**What is asked**: Repeat all of the material exactly as given.

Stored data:
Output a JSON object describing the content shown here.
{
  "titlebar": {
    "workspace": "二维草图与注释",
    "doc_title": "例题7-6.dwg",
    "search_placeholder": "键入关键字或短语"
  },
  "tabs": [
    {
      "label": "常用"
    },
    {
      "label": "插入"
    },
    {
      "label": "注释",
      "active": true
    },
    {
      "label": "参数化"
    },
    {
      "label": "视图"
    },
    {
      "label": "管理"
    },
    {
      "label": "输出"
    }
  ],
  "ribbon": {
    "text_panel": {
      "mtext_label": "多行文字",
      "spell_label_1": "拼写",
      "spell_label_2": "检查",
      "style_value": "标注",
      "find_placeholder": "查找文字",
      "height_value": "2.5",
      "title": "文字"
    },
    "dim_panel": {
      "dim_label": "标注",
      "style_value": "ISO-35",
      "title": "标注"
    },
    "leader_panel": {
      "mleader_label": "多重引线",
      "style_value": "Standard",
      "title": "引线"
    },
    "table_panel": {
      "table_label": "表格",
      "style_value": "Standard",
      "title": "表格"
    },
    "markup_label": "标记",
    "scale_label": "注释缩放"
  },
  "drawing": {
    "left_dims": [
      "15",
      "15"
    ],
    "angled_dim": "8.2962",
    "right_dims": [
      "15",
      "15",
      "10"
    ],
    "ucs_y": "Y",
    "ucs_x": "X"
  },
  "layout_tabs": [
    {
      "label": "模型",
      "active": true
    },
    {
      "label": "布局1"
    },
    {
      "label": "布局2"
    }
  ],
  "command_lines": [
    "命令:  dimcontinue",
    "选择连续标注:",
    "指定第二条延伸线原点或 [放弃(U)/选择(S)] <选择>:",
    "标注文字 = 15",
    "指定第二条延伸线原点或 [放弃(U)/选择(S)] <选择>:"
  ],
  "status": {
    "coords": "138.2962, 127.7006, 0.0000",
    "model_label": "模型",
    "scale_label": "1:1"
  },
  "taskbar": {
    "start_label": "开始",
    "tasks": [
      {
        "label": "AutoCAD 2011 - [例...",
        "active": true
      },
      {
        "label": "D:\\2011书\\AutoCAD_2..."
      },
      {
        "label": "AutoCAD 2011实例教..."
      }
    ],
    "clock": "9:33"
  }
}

**Full output**:
Output a JSON object describing the content shown here.
{
  "titlebar": {
    "workspace": "二维草图与注释",
    "doc_title": "例题7-6.dwg",
    "search_placeholder": "键入关键字或短语"
  },
  "tabs": [
    {
      "label": "常用"
    },
    {
      "label": "插入"
    },
    {
      "label": "注释",
      "active": true
    },
    {
      "label": "参数化"
    },
    {
      "label": "视图"
    },
    {
      "label": "管理"
    },
    {
      "label": "输出"
    }
  ],
  "ribbon": {
    "text_panel": {
      "mtext_label": "多行文字",
      "spell_label_1": "拼写",
      "spell_label_2": "检查",
      "style_value": "标注",
      "find_placeholder": "查找文字",
      "height_value": "2.5",
      "title": "文字"
    },
    "dim_panel": {
      "dim_label": "标注",
      "style_value": "ISO-35",
      "title": "标注"
    },
    "leader_panel": {
      "mleader_label": "多重引线",
      "style_value": "Standard",
      "title": "引线"
    },
    "table_panel": {
      "table_label": "表格",
      "style_value": "Standard",
      "title": "表格"
    },
    "markup_label": "标记",
    "scale_label": "注释缩放"
  },
  "drawing": {
    "left_dims": [
      "15",
      "15"
    ],
    "angled_dim": "8.2962",
    "right_dims": [
      "15",
      "15",
      "10"
    ],
    "ucs_y": "Y",
    "ucs_x": "X"
  },
  "layout_tabs": [
    {
      "label": "模型",
      "active": true
    },
    {
      "label": "布局1"
    },
    {
      "label": "布局2"
    }
  ],
  "command_lines": [
    "命令:  dimcontinue",
    "选择连续标注:",
    "指定第二条延伸线原点或 [放弃(U)/选择(S)] <选择>:",
    "标注文字 = 15",
    "指定第二条延伸线原点或 [放弃(U)/选择(S)] <选择>:"
  ],
  "status": {
    "coords": "138.2962, 127.7006, 0.0000",
    "model_label": "模型",
    "scale_label": "1:1"
  },
  "taskbar": {
    "start_label": "开始",
    "tasks": [
      {
        "label": "AutoCAD 2011 - [例...",
        "active": true
      },
      {
        "label": "D:\\2011书\\AutoCAD_2..."
      },
      {
        "label": "AutoCAD 2011实例教..."
      }
    ],
    "clock": "9:33"
  }
}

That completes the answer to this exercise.